--- Passage given ---
Even when the calculation was broken down to focus on a relatively more affluent section of all households, the statistics indicated that median income merely stayed the same across this span of time, while the increases in the prices of goods and services were still very much a real phenomenon. In terms of real prosperity, understood in terms of income relatively to the costs of living, the middle class has suffered a quite serious blow over the course of the last decade or so.
It is important to consider this circumstance in terms of the conceptual definition of the middle class that has been developed above. Objectively considered, there will always be a “middle class”, in the trite sense that any given data set will also possess a statistical median. When one speaks of the erosion of the middle class, though, what one means to say is: there are fewer and fewer people who are able to pursue the aspirations traditionally associated with the middle class (Blank).
In principle, these aspirations are synonymous with the American Dream itself: upward class mobility, prosperity earned through hard work, a better life for one’s children than one was able to live oneself, and so on. The economic statistics from the last decade indicate that this dream has stalled as more and more Americans are growing up in poverty.
Indeed, the best thing that could be said is that income levels have stayed the same, while the cost of living has steadily risen; and the more realistic thing to say is probably that the cost of living has risen while real income has actually gone down over time. These are clearly not circumstances that are conducive to the pursuit of middle class aspirations or the American Dream.
Trends and implications
Not everyone has lost, however, over the course of the past ten years. As Plumer has indicated, the financial sector and the corporate sector have by and large recovered from the Recession of 2008; and
“in 2012, the top 10 percent of earners took home more than half of the country’s total income—the highest recorded level ever” (point 3).
In other words, the rich, along with everyone else, were in fact hit by the Recession; but not only did they have enough of a financial buffer to not truly suffer from this impact, they have also managed to bounce back and by and large recover the same status they had prior to the Recession.
This is in stark contrast to how the average person within the United States has fared since then. The median household income—that is, income for the middle class—has fallen by 6.2 percent since the start of the Recession;”labor’s share of the national income has fallen to record lows;” it has become increasingly difficult for people who have lost their jobs to get back into the workforce again; and young people are finding it extremely difficult to find jobs that are compatible with their actual educational and professional qualifications (Plumer).
The upshot of all of this is that the number of people below the poverty line has increased over time, and the middle class has been sliding closer to the status of the impoverished. Likewise, it is clear that the gains that have recently been experienced by corporations and the rich are in no way reflected in the broader American population. Rather, there is a serious split between the fortunes of the economic elite on the one hand, and the fortunes of average people on the other. It is surely this kind of perception that gave rise to the Occupy movement, with their signature slogan regarding the 1 percent versus the 99 percent (Graeber).
--- Data listing ---
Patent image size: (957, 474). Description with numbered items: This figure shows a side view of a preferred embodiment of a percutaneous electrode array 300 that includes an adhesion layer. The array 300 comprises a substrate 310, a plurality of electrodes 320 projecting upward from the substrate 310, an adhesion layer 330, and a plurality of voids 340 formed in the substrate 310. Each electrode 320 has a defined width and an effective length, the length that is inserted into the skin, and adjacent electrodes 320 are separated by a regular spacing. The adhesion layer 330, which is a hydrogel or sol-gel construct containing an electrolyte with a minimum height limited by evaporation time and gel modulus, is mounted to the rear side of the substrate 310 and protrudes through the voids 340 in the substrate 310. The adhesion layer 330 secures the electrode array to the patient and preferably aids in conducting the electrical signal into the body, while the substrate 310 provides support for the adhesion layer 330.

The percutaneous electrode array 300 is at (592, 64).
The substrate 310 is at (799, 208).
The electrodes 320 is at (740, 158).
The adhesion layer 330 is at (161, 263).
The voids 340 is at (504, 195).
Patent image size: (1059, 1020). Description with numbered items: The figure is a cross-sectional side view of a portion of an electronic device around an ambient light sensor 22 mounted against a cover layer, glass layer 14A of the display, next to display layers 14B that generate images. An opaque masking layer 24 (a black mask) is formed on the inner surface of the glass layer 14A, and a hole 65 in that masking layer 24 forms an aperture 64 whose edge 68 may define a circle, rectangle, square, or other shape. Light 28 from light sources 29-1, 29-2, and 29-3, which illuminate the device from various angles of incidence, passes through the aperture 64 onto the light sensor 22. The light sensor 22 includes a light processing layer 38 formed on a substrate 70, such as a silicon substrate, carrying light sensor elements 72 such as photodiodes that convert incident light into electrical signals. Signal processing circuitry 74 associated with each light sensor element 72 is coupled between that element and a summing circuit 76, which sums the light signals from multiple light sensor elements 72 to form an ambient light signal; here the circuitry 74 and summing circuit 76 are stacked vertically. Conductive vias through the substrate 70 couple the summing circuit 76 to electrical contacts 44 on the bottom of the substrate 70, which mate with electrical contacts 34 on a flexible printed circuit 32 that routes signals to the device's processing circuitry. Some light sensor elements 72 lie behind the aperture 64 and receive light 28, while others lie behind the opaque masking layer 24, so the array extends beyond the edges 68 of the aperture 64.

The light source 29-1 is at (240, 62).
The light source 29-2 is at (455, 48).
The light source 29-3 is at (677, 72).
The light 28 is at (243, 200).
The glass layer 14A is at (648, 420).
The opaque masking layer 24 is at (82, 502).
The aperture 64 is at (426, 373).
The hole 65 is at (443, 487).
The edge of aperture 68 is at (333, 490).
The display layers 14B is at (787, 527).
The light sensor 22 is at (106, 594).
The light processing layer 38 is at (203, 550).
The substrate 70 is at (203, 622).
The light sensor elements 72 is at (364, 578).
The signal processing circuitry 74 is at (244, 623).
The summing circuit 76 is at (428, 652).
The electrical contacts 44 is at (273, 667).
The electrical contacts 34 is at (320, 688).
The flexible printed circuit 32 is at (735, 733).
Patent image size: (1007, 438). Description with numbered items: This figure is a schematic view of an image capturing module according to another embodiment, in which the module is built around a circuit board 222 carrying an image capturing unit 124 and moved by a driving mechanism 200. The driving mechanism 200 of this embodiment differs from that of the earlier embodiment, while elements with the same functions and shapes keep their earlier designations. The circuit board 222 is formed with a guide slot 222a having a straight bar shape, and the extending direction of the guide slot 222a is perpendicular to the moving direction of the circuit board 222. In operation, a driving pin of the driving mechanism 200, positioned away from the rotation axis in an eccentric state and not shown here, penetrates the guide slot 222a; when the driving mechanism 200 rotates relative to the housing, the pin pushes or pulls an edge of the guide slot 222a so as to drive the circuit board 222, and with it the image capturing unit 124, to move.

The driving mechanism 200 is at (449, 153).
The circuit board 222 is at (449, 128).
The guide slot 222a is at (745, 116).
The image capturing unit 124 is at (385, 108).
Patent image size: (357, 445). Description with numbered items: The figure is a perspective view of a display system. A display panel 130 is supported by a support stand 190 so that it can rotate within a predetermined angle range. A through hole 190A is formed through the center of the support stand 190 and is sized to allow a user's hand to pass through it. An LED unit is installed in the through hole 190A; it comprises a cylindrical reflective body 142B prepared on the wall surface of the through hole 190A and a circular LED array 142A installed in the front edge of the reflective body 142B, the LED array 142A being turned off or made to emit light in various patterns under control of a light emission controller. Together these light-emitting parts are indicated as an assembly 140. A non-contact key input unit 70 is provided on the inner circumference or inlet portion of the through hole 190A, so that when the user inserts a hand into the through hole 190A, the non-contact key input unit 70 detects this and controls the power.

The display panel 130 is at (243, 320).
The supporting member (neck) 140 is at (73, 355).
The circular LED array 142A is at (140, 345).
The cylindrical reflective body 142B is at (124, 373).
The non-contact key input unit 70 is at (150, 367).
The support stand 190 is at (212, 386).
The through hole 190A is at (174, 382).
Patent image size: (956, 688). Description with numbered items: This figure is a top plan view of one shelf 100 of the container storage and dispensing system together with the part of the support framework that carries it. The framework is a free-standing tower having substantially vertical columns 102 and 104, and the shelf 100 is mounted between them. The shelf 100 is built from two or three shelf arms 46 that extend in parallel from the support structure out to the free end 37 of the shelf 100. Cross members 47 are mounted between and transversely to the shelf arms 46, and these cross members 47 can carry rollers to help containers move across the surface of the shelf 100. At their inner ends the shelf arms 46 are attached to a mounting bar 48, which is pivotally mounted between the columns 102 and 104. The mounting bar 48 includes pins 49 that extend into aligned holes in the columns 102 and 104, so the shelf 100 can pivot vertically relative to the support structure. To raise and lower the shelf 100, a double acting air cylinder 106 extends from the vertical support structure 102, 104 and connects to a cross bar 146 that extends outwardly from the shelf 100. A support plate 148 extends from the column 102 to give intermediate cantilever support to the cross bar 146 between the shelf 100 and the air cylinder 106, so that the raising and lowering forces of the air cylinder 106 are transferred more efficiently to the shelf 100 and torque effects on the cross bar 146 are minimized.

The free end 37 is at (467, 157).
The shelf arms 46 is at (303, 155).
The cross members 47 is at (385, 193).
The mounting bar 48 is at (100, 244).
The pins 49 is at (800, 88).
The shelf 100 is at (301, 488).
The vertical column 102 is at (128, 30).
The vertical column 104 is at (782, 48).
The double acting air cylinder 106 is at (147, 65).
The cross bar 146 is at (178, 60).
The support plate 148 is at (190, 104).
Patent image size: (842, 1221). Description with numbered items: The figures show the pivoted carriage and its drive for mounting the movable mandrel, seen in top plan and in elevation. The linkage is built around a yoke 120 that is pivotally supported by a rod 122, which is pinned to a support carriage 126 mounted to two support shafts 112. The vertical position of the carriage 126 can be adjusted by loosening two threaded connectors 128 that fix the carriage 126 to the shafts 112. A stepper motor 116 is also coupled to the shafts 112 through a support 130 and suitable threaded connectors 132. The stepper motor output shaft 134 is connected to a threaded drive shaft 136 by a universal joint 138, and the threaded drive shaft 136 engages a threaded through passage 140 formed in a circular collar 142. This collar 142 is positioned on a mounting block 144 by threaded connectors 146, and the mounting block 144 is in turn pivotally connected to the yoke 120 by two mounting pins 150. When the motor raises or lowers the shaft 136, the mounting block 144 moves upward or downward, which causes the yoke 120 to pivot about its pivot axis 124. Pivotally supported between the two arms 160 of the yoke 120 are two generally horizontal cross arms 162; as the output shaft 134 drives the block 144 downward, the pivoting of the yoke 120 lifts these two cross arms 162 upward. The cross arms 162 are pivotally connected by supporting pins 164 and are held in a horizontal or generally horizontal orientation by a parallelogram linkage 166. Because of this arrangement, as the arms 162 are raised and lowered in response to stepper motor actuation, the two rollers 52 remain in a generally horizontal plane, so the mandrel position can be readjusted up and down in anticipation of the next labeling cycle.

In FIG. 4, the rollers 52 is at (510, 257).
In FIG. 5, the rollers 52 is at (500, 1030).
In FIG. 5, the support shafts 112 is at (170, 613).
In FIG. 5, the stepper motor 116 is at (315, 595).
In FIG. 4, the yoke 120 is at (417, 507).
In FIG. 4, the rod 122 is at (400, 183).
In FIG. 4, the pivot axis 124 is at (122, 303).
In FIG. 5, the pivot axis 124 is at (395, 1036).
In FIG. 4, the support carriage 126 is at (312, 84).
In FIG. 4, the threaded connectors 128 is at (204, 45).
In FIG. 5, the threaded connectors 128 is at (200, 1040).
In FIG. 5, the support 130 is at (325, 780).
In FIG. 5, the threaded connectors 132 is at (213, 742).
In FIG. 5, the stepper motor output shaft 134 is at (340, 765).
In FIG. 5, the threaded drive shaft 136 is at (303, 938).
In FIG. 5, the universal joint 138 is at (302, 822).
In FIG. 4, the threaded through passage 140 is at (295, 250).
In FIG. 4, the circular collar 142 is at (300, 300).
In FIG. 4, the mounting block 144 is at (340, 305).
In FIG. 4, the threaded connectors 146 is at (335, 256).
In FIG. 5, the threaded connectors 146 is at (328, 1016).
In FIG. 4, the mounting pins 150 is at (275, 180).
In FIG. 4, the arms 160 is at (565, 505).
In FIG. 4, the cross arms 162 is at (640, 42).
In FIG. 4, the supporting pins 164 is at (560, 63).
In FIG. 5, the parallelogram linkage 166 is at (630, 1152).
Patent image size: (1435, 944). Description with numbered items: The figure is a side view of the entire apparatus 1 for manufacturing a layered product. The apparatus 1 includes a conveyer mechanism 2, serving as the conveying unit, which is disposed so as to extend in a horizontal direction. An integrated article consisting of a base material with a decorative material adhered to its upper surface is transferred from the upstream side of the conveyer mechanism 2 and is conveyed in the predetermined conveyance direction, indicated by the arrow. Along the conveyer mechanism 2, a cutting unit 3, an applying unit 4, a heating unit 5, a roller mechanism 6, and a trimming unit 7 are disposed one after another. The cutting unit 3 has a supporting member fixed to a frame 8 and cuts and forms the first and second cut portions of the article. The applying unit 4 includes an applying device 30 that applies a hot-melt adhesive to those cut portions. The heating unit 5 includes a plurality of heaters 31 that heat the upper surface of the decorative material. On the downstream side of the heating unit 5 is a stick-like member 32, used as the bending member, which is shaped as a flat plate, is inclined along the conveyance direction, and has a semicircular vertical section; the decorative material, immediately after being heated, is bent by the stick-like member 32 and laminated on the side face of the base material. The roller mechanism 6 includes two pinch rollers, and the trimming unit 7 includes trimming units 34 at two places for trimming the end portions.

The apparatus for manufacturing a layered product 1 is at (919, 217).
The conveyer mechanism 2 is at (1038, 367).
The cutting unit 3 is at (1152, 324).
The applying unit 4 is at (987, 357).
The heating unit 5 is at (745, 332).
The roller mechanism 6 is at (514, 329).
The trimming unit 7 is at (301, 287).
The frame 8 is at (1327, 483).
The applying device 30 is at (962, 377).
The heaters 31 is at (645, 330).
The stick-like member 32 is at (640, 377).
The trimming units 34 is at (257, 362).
---
=== Problem ===
Can you update the middle-class passage from "In other words, the" to "to the Recession.", swapping "financial buffer" for "financial cushion"?

=== Reply to the exercise ===
In other words, the rich, along with everyone else, were in fact hit by the Recession; but not only did they have enough of a financial cushion to not truly suffer from this impact, they have also managed to bounce back and by and large recover the same status they had prior to the Recession.